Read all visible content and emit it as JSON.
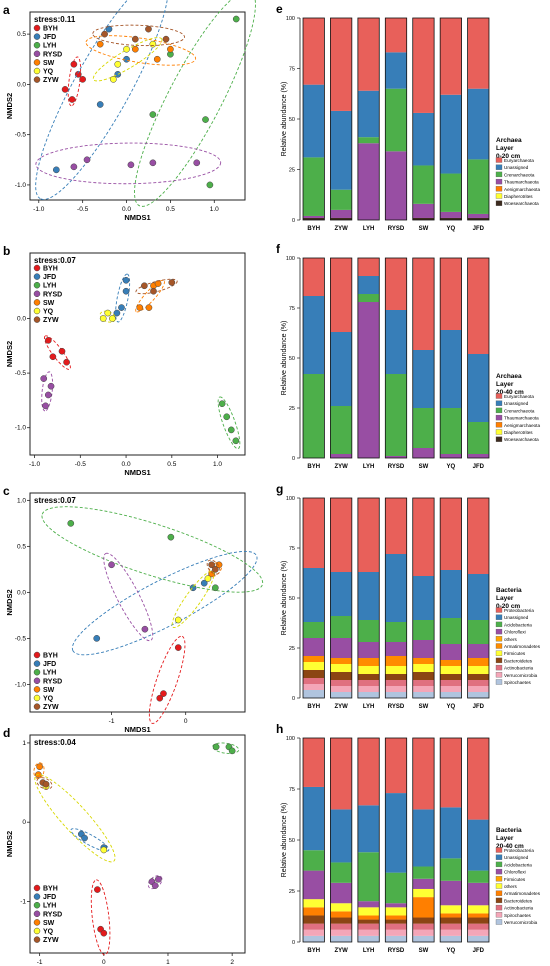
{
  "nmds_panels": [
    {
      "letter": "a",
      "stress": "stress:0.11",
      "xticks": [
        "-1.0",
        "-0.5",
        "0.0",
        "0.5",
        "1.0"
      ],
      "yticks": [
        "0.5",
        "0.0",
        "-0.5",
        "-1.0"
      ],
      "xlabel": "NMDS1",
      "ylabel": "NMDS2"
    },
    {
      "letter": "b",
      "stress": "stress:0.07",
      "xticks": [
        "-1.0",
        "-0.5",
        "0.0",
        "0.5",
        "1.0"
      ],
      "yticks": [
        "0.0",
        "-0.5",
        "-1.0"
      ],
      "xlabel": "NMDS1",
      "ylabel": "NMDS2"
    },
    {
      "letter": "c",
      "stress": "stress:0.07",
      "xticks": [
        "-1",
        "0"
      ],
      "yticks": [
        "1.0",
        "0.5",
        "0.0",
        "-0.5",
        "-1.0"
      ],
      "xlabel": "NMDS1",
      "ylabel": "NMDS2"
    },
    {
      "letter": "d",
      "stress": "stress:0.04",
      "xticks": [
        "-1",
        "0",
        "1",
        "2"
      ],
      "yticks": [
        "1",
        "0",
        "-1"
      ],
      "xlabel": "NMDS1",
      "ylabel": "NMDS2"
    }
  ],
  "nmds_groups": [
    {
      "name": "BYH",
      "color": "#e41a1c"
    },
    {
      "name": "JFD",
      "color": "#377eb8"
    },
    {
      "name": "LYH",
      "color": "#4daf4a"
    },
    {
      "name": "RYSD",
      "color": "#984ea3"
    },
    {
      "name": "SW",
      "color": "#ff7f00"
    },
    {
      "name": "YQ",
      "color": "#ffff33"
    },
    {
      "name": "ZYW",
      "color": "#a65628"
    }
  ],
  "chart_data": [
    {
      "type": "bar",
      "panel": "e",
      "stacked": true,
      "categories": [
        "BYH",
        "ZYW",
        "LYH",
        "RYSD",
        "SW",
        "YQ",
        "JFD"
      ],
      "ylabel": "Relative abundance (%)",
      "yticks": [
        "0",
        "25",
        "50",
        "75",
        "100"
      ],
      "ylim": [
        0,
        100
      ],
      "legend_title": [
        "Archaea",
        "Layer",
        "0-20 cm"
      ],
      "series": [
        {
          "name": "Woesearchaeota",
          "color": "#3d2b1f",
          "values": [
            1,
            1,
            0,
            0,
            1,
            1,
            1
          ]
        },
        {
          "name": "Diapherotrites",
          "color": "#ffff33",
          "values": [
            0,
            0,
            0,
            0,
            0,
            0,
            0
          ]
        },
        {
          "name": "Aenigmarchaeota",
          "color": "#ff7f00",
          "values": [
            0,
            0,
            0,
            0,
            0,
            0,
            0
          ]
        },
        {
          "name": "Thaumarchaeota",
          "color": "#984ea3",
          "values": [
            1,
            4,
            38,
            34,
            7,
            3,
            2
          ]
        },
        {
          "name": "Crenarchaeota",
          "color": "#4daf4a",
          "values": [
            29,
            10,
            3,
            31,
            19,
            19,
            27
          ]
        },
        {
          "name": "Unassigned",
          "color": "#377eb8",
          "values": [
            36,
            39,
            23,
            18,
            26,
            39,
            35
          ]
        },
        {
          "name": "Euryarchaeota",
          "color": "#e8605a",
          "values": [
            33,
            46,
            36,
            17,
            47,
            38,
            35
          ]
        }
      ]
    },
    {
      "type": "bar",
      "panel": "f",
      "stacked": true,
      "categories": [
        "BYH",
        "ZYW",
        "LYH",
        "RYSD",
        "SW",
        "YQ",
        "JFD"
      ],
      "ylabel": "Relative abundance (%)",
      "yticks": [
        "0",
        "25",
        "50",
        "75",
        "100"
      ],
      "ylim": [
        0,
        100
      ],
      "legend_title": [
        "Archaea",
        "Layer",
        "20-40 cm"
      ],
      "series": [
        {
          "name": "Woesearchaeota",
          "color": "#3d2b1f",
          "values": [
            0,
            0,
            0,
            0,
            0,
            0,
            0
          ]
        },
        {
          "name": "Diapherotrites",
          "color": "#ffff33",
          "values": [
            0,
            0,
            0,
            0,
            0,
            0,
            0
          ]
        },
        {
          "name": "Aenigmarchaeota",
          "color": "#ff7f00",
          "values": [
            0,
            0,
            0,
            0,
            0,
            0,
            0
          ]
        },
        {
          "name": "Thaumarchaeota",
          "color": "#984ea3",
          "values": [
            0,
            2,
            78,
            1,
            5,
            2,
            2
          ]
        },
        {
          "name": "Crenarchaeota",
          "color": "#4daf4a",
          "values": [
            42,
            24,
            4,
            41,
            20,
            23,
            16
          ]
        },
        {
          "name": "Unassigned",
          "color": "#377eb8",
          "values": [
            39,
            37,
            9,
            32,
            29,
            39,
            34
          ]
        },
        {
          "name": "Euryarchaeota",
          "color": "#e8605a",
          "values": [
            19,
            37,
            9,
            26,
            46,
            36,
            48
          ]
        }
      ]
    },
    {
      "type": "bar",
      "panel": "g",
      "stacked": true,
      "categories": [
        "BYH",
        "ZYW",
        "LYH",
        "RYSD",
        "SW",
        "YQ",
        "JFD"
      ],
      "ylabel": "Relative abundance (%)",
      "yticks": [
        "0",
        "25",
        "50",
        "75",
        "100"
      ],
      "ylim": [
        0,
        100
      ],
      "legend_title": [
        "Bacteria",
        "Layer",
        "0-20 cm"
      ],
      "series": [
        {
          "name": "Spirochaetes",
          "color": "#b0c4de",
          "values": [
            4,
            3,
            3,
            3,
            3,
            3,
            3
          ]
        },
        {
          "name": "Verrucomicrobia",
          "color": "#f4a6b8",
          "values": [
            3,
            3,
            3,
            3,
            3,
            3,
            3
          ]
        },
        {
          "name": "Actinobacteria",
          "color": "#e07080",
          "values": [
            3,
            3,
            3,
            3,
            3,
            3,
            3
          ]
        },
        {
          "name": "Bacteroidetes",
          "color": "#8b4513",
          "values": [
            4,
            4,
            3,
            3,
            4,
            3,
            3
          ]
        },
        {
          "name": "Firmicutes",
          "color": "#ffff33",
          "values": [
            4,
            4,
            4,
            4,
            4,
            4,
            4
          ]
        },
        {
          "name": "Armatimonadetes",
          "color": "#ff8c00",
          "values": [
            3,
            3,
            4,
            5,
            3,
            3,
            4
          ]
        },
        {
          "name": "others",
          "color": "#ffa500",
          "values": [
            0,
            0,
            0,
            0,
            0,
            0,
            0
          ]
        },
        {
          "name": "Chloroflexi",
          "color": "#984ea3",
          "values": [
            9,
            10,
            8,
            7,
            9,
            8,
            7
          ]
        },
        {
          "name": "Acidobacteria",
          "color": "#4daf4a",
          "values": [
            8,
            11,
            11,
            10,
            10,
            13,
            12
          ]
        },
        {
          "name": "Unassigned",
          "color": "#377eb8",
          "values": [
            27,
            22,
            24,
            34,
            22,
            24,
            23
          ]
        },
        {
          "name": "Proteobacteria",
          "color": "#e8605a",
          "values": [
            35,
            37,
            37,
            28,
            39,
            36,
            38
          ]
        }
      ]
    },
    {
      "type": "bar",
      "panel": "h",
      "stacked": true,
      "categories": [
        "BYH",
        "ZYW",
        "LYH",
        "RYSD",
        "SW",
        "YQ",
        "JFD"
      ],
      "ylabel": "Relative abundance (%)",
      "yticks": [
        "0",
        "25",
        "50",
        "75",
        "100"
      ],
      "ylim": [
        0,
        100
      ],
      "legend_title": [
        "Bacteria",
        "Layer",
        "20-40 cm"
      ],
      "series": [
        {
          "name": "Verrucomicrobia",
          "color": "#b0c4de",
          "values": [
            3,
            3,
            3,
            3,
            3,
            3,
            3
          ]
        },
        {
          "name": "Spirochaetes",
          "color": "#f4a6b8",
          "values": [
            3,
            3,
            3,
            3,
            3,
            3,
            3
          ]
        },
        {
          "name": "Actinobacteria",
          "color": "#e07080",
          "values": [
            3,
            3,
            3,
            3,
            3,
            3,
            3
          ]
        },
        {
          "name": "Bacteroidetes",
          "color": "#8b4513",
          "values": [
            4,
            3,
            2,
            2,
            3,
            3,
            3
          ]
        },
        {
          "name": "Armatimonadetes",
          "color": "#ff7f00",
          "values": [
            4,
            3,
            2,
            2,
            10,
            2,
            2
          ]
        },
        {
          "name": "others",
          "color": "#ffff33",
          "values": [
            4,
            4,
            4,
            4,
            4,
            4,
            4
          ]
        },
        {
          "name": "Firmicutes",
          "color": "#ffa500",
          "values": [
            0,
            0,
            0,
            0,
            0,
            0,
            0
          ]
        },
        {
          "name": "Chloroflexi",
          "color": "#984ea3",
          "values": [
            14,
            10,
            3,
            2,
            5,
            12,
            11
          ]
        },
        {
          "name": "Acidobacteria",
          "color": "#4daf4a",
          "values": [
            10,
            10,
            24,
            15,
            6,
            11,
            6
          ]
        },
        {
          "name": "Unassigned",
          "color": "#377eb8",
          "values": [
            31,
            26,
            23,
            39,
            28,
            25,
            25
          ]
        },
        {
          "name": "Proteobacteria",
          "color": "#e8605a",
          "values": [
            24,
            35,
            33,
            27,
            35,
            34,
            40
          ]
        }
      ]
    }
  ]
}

════════════════════

Requirement – Scan the listing above and identify each line holding the string "stress"; copy every such line.

Response to the task –
      "stress": "stress:0.11",
      "stress": "stress:0.07",
      "stress": "stress:0.07",
      "stress": "stress:0.04",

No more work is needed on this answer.